## START Data records
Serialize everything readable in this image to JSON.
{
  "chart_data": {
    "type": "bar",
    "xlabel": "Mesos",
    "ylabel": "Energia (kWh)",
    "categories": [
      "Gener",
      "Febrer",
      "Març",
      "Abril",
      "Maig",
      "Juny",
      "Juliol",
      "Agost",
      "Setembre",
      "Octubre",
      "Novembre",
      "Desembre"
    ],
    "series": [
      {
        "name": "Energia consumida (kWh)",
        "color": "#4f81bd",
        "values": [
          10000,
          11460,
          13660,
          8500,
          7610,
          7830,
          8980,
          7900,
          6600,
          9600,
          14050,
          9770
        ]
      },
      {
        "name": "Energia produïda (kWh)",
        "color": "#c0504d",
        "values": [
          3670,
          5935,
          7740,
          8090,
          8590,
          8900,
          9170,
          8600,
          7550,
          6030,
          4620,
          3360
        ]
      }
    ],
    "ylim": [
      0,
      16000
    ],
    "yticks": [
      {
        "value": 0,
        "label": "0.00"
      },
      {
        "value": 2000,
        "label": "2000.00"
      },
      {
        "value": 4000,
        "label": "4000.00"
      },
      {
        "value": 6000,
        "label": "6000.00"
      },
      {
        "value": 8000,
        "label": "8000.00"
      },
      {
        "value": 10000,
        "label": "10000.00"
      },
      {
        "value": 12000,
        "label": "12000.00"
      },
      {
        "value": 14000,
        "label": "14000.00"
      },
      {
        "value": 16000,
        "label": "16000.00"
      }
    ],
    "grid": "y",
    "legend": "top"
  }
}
## END Data records
## START Data records
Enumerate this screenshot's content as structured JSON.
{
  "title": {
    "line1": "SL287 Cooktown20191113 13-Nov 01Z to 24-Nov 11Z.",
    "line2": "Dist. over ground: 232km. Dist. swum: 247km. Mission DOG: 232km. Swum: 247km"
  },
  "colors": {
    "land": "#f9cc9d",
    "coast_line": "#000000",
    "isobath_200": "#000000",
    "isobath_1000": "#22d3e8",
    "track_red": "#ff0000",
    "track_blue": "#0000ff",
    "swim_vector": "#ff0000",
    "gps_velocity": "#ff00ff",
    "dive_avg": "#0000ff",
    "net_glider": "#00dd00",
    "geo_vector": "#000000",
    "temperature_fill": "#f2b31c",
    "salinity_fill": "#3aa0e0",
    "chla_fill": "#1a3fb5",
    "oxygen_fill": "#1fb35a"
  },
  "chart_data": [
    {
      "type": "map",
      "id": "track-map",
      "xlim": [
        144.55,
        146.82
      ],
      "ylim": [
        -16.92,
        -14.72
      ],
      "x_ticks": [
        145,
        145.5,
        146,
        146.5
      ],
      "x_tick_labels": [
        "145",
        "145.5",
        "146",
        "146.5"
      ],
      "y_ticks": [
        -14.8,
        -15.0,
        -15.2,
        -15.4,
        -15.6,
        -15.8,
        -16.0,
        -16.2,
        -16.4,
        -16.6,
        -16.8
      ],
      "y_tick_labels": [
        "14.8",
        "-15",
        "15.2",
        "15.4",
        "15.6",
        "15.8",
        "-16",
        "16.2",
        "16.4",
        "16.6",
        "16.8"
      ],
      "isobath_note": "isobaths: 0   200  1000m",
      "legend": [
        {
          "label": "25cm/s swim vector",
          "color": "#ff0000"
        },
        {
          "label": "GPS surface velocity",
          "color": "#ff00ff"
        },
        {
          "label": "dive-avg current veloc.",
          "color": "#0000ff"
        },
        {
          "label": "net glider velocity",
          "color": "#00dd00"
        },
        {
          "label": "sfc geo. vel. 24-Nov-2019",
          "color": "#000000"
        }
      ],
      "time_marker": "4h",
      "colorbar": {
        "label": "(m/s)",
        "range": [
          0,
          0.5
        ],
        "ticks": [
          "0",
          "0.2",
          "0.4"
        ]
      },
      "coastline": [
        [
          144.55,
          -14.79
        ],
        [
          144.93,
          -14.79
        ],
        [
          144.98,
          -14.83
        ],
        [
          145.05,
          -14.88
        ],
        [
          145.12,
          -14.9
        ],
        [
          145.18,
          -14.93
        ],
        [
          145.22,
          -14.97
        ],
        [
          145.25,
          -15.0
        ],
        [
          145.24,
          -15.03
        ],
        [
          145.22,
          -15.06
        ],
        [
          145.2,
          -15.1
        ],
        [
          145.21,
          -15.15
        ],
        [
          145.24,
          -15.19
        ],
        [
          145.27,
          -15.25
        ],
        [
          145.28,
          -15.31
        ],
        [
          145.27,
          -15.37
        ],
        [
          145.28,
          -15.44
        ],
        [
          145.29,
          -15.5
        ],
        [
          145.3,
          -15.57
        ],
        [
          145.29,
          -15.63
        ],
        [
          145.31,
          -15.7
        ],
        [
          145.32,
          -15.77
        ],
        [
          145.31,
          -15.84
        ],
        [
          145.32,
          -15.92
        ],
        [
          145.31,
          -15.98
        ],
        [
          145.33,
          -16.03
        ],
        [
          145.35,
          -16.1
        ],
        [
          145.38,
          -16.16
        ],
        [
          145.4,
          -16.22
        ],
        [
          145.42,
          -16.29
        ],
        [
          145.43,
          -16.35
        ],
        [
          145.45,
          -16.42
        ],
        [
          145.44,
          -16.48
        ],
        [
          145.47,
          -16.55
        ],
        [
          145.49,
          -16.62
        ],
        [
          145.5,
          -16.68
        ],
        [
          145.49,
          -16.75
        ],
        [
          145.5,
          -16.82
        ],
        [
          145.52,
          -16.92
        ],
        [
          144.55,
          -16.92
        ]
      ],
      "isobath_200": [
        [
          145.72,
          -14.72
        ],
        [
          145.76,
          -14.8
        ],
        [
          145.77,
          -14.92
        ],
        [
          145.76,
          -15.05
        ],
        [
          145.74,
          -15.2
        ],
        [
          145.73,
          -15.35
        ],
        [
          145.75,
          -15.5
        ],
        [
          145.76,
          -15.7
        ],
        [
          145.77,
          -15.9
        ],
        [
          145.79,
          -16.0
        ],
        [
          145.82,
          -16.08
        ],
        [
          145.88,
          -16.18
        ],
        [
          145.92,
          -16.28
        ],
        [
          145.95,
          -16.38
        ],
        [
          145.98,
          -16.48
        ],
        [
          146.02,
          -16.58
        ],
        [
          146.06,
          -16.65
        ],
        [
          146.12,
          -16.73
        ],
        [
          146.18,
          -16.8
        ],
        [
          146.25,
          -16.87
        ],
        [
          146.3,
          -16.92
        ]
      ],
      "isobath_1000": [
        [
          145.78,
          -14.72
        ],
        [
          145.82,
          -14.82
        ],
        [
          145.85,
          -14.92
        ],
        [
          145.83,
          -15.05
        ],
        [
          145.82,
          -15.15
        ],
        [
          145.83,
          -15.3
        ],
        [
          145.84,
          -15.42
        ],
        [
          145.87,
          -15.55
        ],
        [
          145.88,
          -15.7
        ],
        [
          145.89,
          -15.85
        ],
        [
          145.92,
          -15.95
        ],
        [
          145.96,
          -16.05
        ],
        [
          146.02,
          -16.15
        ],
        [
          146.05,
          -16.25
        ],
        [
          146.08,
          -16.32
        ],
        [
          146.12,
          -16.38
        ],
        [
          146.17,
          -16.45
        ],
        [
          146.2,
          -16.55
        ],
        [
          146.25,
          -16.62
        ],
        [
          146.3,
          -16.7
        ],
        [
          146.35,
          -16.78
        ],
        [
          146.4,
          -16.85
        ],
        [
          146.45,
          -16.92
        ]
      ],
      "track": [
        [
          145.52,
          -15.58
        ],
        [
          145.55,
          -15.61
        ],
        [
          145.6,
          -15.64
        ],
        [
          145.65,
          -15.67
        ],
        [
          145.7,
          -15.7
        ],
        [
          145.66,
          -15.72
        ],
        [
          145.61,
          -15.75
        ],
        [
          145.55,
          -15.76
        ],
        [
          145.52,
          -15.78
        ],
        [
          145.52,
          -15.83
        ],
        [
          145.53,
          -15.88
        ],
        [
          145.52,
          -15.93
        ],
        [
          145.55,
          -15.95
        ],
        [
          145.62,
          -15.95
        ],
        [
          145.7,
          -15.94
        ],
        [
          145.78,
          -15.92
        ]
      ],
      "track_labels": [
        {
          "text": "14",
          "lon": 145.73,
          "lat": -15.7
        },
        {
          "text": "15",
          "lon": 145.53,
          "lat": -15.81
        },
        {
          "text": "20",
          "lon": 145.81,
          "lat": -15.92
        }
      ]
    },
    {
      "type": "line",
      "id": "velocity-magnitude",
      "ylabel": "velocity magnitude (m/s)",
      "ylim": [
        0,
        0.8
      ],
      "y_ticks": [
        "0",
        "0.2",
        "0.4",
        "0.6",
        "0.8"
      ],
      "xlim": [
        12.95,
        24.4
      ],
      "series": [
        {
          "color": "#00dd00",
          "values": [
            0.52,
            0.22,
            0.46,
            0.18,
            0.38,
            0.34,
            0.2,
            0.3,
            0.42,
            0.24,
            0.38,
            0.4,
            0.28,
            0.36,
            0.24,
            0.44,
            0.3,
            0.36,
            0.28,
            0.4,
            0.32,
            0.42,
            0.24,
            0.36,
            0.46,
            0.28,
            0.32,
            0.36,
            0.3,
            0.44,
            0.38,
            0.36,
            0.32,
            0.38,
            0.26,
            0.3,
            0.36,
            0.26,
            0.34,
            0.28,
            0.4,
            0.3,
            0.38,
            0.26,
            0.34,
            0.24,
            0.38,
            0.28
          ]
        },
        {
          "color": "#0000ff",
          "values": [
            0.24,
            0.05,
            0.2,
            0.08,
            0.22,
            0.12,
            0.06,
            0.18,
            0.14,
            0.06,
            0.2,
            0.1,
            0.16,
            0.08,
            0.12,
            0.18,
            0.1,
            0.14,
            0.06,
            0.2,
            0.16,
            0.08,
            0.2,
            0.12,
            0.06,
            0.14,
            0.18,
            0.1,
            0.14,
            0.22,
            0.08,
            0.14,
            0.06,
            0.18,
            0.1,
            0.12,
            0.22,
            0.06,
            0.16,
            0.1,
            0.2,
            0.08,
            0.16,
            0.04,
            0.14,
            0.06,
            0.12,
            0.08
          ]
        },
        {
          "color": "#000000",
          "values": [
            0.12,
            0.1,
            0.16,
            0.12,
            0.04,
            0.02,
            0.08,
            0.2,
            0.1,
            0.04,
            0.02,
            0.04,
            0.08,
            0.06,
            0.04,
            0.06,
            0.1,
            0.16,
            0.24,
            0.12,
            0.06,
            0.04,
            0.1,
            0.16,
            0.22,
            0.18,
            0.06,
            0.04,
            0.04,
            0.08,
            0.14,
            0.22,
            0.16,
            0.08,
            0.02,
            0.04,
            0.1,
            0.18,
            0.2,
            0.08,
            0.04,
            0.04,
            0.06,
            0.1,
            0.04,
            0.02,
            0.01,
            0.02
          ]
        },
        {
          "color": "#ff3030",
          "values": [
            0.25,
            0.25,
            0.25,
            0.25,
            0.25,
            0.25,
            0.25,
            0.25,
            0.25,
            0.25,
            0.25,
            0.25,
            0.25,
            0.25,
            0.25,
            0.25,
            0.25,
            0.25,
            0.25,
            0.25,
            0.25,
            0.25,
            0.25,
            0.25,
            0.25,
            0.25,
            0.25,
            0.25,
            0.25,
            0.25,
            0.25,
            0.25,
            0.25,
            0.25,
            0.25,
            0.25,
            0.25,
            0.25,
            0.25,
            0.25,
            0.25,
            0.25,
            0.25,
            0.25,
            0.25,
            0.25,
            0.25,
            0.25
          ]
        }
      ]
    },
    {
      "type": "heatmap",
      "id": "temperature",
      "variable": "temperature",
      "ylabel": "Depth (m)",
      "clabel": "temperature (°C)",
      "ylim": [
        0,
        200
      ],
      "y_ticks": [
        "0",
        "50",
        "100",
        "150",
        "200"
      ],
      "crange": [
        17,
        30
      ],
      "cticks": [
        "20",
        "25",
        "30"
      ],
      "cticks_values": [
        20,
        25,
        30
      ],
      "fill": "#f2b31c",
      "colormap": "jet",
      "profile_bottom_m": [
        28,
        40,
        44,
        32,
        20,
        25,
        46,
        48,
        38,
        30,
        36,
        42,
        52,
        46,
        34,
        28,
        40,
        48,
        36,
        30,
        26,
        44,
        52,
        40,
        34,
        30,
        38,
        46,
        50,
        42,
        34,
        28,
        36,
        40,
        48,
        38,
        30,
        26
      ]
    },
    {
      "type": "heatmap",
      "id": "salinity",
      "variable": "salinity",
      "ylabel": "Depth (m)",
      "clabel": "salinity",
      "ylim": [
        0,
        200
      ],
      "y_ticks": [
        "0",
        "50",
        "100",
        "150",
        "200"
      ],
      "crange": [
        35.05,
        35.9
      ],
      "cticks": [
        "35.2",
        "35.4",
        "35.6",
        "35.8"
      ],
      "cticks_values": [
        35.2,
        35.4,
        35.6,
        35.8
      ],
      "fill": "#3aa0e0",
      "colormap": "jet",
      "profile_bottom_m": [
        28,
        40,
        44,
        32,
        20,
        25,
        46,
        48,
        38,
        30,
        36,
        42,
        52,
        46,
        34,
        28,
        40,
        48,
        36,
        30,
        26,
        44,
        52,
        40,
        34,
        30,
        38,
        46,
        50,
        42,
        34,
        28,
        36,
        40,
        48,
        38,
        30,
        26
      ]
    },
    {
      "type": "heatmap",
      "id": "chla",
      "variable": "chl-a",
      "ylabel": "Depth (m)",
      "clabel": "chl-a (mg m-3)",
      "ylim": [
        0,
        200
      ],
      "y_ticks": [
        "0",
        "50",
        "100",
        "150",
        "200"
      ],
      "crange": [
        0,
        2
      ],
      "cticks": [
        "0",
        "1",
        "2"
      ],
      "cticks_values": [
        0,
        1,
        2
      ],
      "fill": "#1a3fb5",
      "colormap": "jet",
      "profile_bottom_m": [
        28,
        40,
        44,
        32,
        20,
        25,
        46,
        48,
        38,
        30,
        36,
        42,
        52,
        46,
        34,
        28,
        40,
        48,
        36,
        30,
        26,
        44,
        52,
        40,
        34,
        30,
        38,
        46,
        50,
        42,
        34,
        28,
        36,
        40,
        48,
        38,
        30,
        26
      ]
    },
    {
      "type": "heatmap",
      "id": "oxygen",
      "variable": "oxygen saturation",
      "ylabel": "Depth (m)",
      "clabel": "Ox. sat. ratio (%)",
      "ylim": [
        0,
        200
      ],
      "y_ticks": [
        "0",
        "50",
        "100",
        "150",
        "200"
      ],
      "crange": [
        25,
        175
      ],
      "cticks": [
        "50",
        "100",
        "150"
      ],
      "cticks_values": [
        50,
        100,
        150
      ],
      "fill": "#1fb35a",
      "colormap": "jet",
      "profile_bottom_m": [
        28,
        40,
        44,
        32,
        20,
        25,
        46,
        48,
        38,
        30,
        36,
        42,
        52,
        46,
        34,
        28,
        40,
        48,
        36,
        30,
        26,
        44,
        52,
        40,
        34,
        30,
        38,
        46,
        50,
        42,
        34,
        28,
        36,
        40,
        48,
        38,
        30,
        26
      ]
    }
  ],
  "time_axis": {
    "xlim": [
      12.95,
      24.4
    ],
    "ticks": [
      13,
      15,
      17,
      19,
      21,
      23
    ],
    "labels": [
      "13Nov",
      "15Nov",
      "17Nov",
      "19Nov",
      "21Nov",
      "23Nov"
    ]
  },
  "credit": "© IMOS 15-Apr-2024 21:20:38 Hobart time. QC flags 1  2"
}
## END Data records
## START Data records
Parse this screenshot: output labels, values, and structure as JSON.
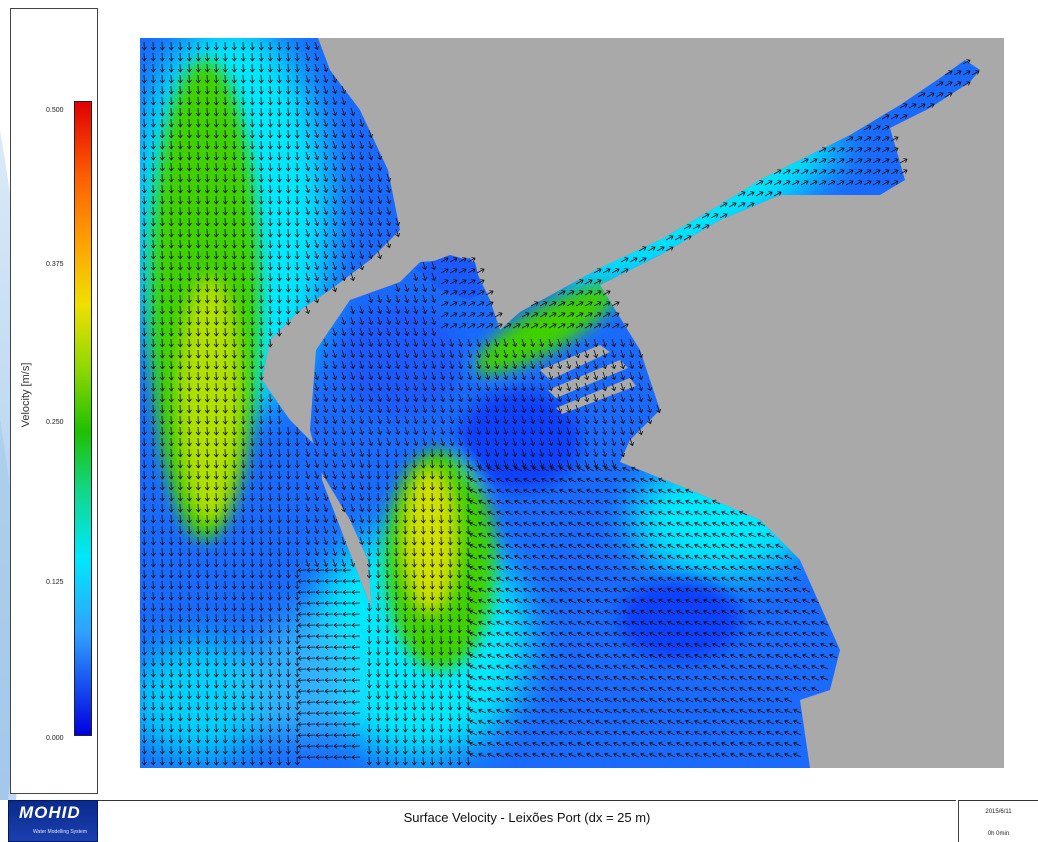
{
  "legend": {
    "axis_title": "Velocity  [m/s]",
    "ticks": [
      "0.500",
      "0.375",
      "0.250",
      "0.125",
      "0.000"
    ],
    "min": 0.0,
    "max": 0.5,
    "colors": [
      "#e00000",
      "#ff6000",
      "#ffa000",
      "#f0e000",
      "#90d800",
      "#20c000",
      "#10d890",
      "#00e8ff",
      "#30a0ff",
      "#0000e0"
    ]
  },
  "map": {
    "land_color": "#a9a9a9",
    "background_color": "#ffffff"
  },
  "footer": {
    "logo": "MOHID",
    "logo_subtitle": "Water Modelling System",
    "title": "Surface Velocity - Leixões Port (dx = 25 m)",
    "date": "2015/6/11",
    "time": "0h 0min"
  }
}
## END Data records
_Task to complete_
Copy all lines from the listing that contain "screenshot".

_Task result_
Enumerate this screenshot's content as structured JSON.
Parse this screenshot: output labels, values, and structure as JSON.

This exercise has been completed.